Without the pictures, set down every line of the data exactly.

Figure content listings

- - -

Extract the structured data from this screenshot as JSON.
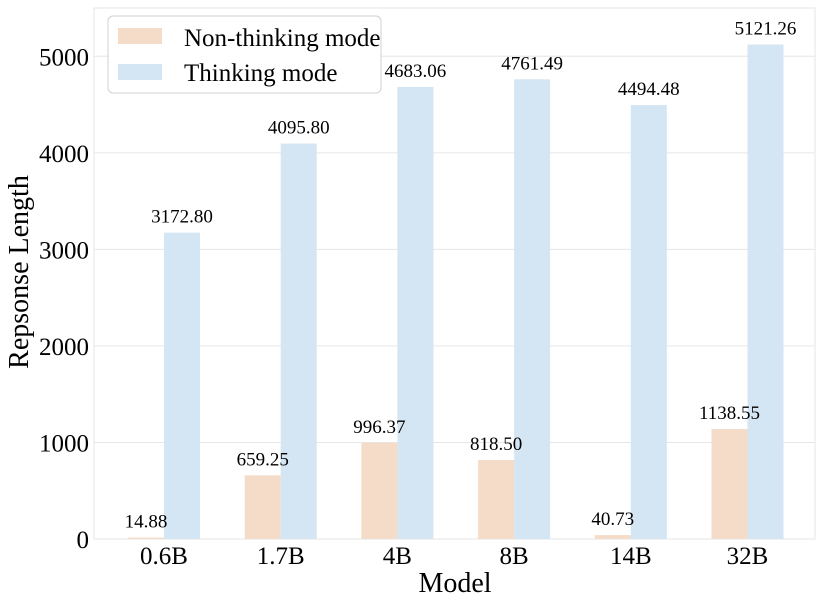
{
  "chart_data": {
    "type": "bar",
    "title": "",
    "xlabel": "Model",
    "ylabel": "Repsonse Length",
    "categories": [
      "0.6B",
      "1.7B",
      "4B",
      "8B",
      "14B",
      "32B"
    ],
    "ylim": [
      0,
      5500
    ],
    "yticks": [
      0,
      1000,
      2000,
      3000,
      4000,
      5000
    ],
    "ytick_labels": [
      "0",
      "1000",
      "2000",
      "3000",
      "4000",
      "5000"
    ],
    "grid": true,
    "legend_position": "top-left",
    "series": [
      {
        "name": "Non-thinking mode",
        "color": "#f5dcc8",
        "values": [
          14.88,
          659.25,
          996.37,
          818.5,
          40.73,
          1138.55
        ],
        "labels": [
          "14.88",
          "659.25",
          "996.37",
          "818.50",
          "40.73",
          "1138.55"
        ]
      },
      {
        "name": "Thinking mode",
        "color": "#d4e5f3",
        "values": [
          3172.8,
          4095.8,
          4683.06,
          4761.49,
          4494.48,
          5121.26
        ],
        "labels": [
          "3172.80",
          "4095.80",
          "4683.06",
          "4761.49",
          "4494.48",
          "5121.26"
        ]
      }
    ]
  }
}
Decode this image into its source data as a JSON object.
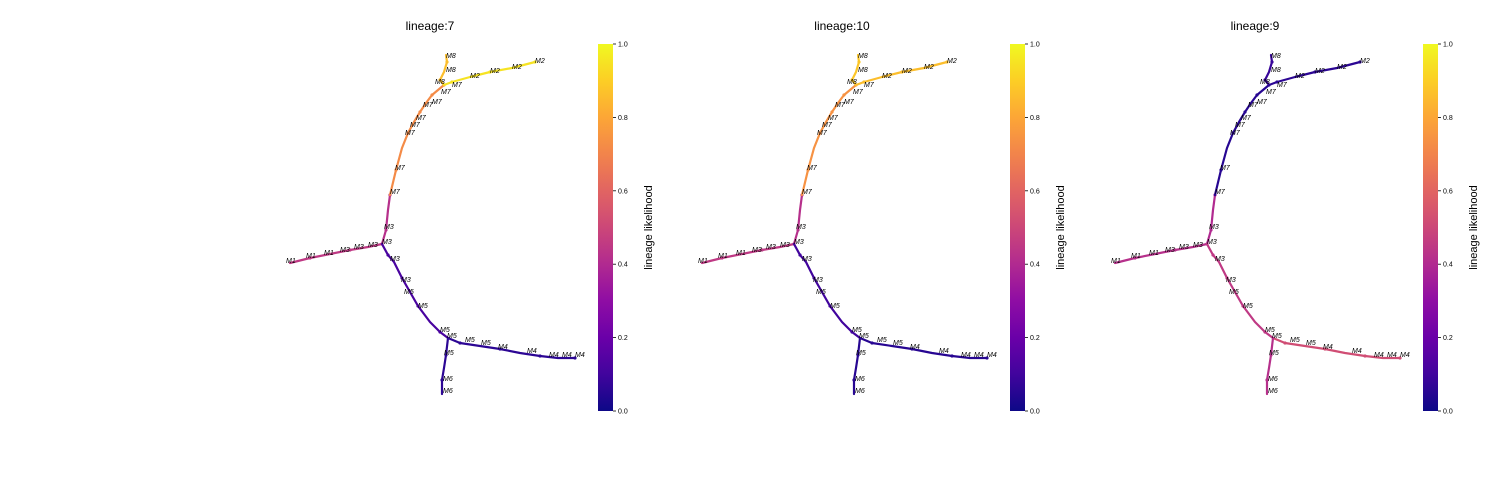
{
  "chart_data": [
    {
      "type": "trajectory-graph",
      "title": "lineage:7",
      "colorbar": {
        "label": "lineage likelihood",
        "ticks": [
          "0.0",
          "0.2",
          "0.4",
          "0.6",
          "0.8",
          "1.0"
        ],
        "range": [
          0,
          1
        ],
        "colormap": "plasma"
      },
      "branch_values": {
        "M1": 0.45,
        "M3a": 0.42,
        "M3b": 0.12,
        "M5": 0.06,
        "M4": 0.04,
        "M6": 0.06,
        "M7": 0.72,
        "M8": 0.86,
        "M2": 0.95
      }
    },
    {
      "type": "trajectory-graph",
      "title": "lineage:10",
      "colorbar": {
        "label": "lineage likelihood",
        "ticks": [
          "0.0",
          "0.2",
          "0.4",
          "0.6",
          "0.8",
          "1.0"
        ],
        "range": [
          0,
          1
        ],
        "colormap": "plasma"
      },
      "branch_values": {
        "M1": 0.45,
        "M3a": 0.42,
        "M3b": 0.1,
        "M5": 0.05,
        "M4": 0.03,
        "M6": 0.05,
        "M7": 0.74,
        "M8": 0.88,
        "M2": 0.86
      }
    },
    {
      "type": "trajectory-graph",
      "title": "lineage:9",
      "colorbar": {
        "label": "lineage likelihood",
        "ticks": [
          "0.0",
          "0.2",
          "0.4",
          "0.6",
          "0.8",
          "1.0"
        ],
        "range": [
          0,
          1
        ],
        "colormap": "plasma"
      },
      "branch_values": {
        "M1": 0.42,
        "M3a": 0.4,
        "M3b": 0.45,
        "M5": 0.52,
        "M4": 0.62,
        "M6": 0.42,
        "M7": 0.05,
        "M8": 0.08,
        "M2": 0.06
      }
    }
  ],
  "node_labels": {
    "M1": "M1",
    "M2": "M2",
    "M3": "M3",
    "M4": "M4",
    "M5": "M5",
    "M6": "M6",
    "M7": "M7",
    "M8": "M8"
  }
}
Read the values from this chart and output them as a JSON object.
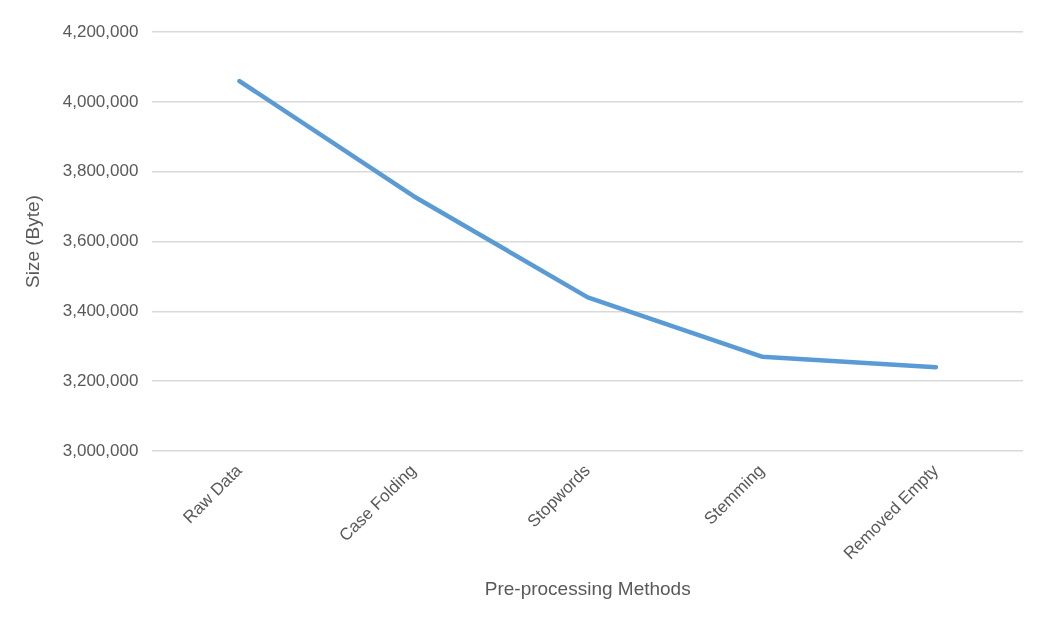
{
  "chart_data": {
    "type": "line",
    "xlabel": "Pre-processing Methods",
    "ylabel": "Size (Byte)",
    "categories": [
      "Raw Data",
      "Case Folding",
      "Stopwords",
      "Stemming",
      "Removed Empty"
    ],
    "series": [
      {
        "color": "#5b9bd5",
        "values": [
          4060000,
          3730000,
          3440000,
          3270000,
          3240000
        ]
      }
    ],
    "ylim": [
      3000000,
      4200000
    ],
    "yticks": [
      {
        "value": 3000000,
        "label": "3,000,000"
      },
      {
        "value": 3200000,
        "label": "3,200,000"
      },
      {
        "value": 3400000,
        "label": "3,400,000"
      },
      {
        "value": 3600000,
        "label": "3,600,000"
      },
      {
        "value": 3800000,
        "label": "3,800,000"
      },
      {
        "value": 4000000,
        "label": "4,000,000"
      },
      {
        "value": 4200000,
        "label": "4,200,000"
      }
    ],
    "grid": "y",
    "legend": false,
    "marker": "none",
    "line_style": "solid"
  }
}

- - -

• Solved problem
Extract the structured data from this screenshot as JSON.
{
  "chart_data": {
    "type": "bar",
    "title": "",
    "xlabel": "Model",
    "ylabel": "Repsonse Length",
    "categories": [
      "0.6B",
      "1.7B",
      "4B",
      "8B",
      "14B",
      "32B"
    ],
    "ylim": [
      0,
      5500
    ],
    "yticks": [
      0,
      1000,
      2000,
      3000,
      4000,
      5000
    ],
    "ytick_labels": [
      "0",
      "1000",
      "2000",
      "3000",
      "4000",
      "5000"
    ],
    "grid": true,
    "legend_position": "top-left",
    "series": [
      {
        "name": "Non-thinking mode",
        "color": "#f5dcc8",
        "values": [
          14.88,
          659.25,
          996.37,
          818.5,
          40.73,
          1138.55
        ],
        "labels": [
          "14.88",
          "659.25",
          "996.37",
          "818.50",
          "40.73",
          "1138.55"
        ]
      },
      {
        "name": "Thinking mode",
        "color": "#d4e5f3",
        "values": [
          3172.8,
          4095.8,
          4683.06,
          4761.49,
          4494.48,
          5121.26
        ],
        "labels": [
          "3172.80",
          "4095.80",
          "4683.06",
          "4761.49",
          "4494.48",
          "5121.26"
        ]
      }
    ]
  }
}
Decode this image into its source data as a JSON object.
{
  "chart_data": [
    {
      "type": "trajectory-graph",
      "title": "lineage:7",
      "colorbar": {
        "label": "lineage likelihood",
        "ticks": [
          "0.0",
          "0.2",
          "0.4",
          "0.6",
          "0.8",
          "1.0"
        ],
        "range": [
          0,
          1
        ],
        "colormap": "plasma"
      },
      "branch_values": {
        "M1": 0.45,
        "M3a": 0.42,
        "M3b": 0.12,
        "M5": 0.06,
        "M4": 0.04,
        "M6": 0.06,
        "M7": 0.72,
        "M8": 0.86,
        "M2": 0.95
      }
    },
    {
      "type": "trajectory-graph",
      "title": "lineage:10",
      "colorbar": {
        "label": "lineage likelihood",
        "ticks": [
          "0.0",
          "0.2",
          "0.4",
          "0.6",
          "0.8",
          "1.0"
        ],
        "range": [
          0,
          1
        ],
        "colormap": "plasma"
      },
      "branch_values": {
        "M1": 0.45,
        "M3a": 0.42,
        "M3b": 0.1,
        "M5": 0.05,
        "M4": 0.03,
        "M6": 0.05,
        "M7": 0.74,
        "M8": 0.88,
        "M2": 0.86
      }
    },
    {
      "type": "trajectory-graph",
      "title": "lineage:9",
      "colorbar": {
        "label": "lineage likelihood",
        "ticks": [
          "0.0",
          "0.2",
          "0.4",
          "0.6",
          "0.8",
          "1.0"
        ],
        "range": [
          0,
          1
        ],
        "colormap": "plasma"
      },
      "branch_values": {
        "M1": 0.42,
        "M3a": 0.4,
        "M3b": 0.45,
        "M5": 0.52,
        "M4": 0.62,
        "M6": 0.42,
        "M7": 0.05,
        "M8": 0.08,
        "M2": 0.06
      }
    }
  ],
  "node_labels": {
    "M1": "M1",
    "M2": "M2",
    "M3": "M3",
    "M4": "M4",
    "M5": "M5",
    "M6": "M6",
    "M7": "M7",
    "M8": "M8"
  }
}
Read the values from this chart and output them as a JSON object.
{
  "chart_data": {
    "type": "line",
    "xlabel": "Pre-processing Methods",
    "ylabel": "Size (Byte)",
    "categories": [
      "Raw Data",
      "Case Folding",
      "Stopwords",
      "Stemming",
      "Removed Empty"
    ],
    "series": [
      {
        "color": "#5b9bd5",
        "values": [
          4060000,
          3730000,
          3440000,
          3270000,
          3240000
        ]
      }
    ],
    "ylim": [
      3000000,
      4200000
    ],
    "yticks": [
      {
        "value": 3000000,
        "label": "3,000,000"
      },
      {
        "value": 3200000,
        "label": "3,200,000"
      },
      {
        "value": 3400000,
        "label": "3,400,000"
      },
      {
        "value": 3600000,
        "label": "3,600,000"
      },
      {
        "value": 3800000,
        "label": "3,800,000"
      },
      {
        "value": 4000000,
        "label": "4,000,000"
      },
      {
        "value": 4200000,
        "label": "4,200,000"
      }
    ],
    "grid": "y",
    "legend": false,
    "marker": "none",
    "line_style": "solid"
  }
}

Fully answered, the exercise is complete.